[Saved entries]
## START

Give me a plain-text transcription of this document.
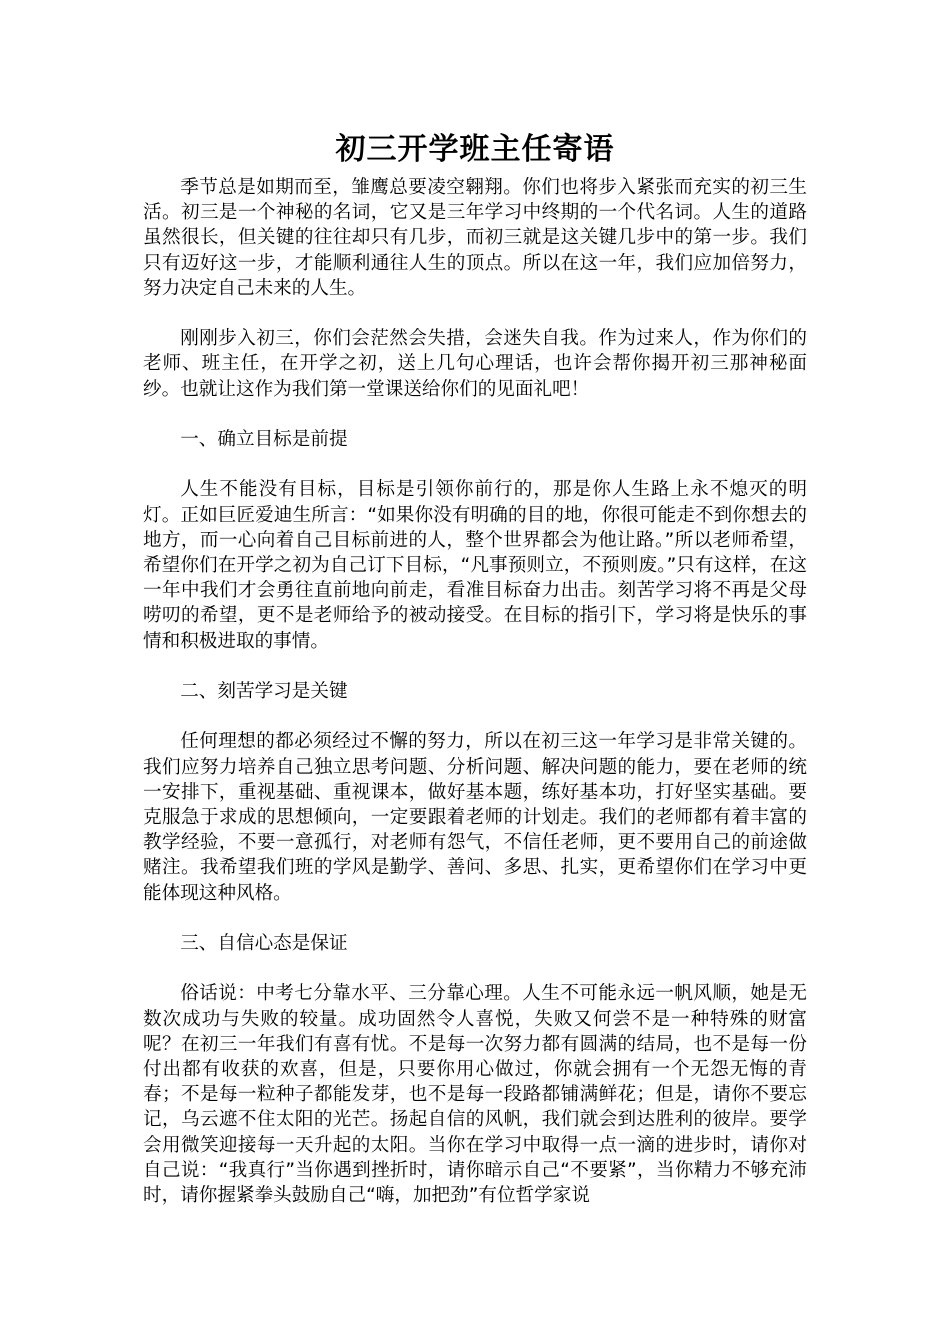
初三开学班主任寄语

季节总是如期而至，雏鹰总要凌空翱翔。你们也将步入紧张而充实的初三生活。初三是一个神秘的名词，它又是三年学习中终期的一个代名词。人生的道路虽然很长，但关键的往往却只有几步，而初三就是这关键几步中的第一步。我们只有迈好这一步，才能顺利通往人生的顶点。所以在这一年，我们应加倍努力，努力决定自己未来的人生。

刚刚步入初三，你们会茫然会失措，会迷失自我。作为过来人，作为你们的老师、班主任，在开学之初，送上几句心理话，也许会帮你揭开初三那神秘面纱。也就让这作为我们第一堂课送给你们的见面礼吧！

一、确立目标是前提

人生不能没有目标，目标是引领你前行的，那是你人生路上永不熄灭的明灯。正如巨匠爱迪生所言：“如果你没有明确的目的地，你很可能走不到你想去的地方，而一心向着自己目标前进的人，整个世界都会为他让路。”所以老师希望，希望你们在开学之初为自己订下目标，“凡事预则立，不预则废。”只有这样，在这一年中我们才会勇往直前地向前走，看准目标奋力出击。刻苦学习将不再是父母唠叨的希望，更不是老师给予的被动接受。在目标的指引下，学习将是快乐的事情和积极进取的事情。

二、刻苦学习是关键

任何理想的都必须经过不懈的努力，所以在初三这一年学习是非常关键的。我们应努力培养自己独立思考问题、分析问题、解决问题的能力，要在老师的统一安排下，重视基础、重视课本，做好基本题，练好基本功，打好坚实基础。要克服急于求成的思想倾向，一定要跟着老师的计划走。我们的老师都有着丰富的教学经验，不要一意孤行，对老师有怨气，不信任老师，更不要用自己的前途做赌注。我希望我们班的学风是勤学、善问、多思、扎实，更希望你们在学习中更能体现这种风格。

三、自信心态是保证

俗话说：中考七分靠水平、三分靠心理。人生不可能永远一帆风顺，她是无数次成功与失败的较量。成功固然令人喜悦，失败又何尝不是一种特殊的财富呢？在初三一年我们有喜有忧。不是每一次努力都有圆满的结局，也不是每一份付出都有收获的欢喜，但是，只要你用心做过，你就会拥有一个无怨无悔的青春；不是每一粒种子都能发芽，也不是每一段路都铺满鲜花；但是，请你不要忘记，乌云遮不住太阳的光芒。扬起自信的风帆，我们就会到达胜利的彼岸。要学会用微笑迎接每一天升起的太阳。当你在学习中取得一点一滴的进步时，请你对自己说：“我真行”当你遇到挫折时，请你暗示自己“不要紧”，当你精力不够充沛时，请你握紧拳头鼓励自己“嗨，加把劲”有位哲学家说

## END

» **Task brief**
Do not include images; quote all of the entries above exactly.

» **Answer to the task**
Give me a plain-text transcription of this document.
初三开学班主任寄语

季节总是如期而至，雏鹰总要凌空翱翔。你们也将步入紧张而充实的初三生活。初三是一个神秘的名词，它又是三年学习中终期的一个代名词。人生的道路虽然很长，但关键的往往却只有几步，而初三就是这关键几步中的第一步。我们只有迈好这一步，才能顺利通往人生的顶点。所以在这一年，我们应加倍努力，努力决定自己未来的人生。

刚刚步入初三，你们会茫然会失措，会迷失自我。作为过来人，作为你们的老师、班主任，在开学之初，送上几句心理话，也许会帮你揭开初三那神秘面纱。也就让这作为我们第一堂课送给你们的见面礼吧！

一、确立目标是前提

人生不能没有目标，目标是引领你前行的，那是你人生路上永不熄灭的明灯。正如巨匠爱迪生所言：“如果你没有明确的目的地，你很可能走不到你想去的地方，而一心向着自己目标前进的人，整个世界都会为他让路。”所以老师希望，希望你们在开学之初为自己订下目标，“凡事预则立，不预则废。”只有这样，在这一年中我们才会勇往直前地向前走，看准目标奋力出击。刻苦学习将不再是父母唠叨的希望，更不是老师给予的被动接受。在目标的指引下，学习将是快乐的事情和积极进取的事情。

二、刻苦学习是关键

任何理想的都必须经过不懈的努力，所以在初三这一年学习是非常关键的。我们应努力培养自己独立思考问题、分析问题、解决问题的能力，要在老师的统一安排下，重视基础、重视课本，做好基本题，练好基本功，打好坚实基础。要克服急于求成的思想倾向，一定要跟着老师的计划走。我们的老师都有着丰富的教学经验，不要一意孤行，对老师有怨气，不信任老师，更不要用自己的前途做赌注。我希望我们班的学风是勤学、善问、多思、扎实，更希望你们在学习中更能体现这种风格。

三、自信心态是保证

俗话说：中考七分靠水平、三分靠心理。人生不可能永远一帆风顺，她是无数次成功与失败的较量。成功固然令人喜悦，失败又何尝不是一种特殊的财富呢？在初三一年我们有喜有忧。不是每一次努力都有圆满的结局，也不是每一份付出都有收获的欢喜，但是，只要你用心做过，你就会拥有一个无怨无悔的青春；不是每一粒种子都能发芽，也不是每一段路都铺满鲜花；但是，请你不要忘记，乌云遮不住太阳的光芒。扬起自信的风帆，我们就会到达胜利的彼岸。要学会用微笑迎接每一天升起的太阳。当你在学习中取得一点一滴的进步时，请你对自己说：“我真行”当你遇到挫折时，请你暗示自己“不要紧”，当你精力不够充沛时，请你握紧拳头鼓励自己“嗨，加把劲”有位哲学家说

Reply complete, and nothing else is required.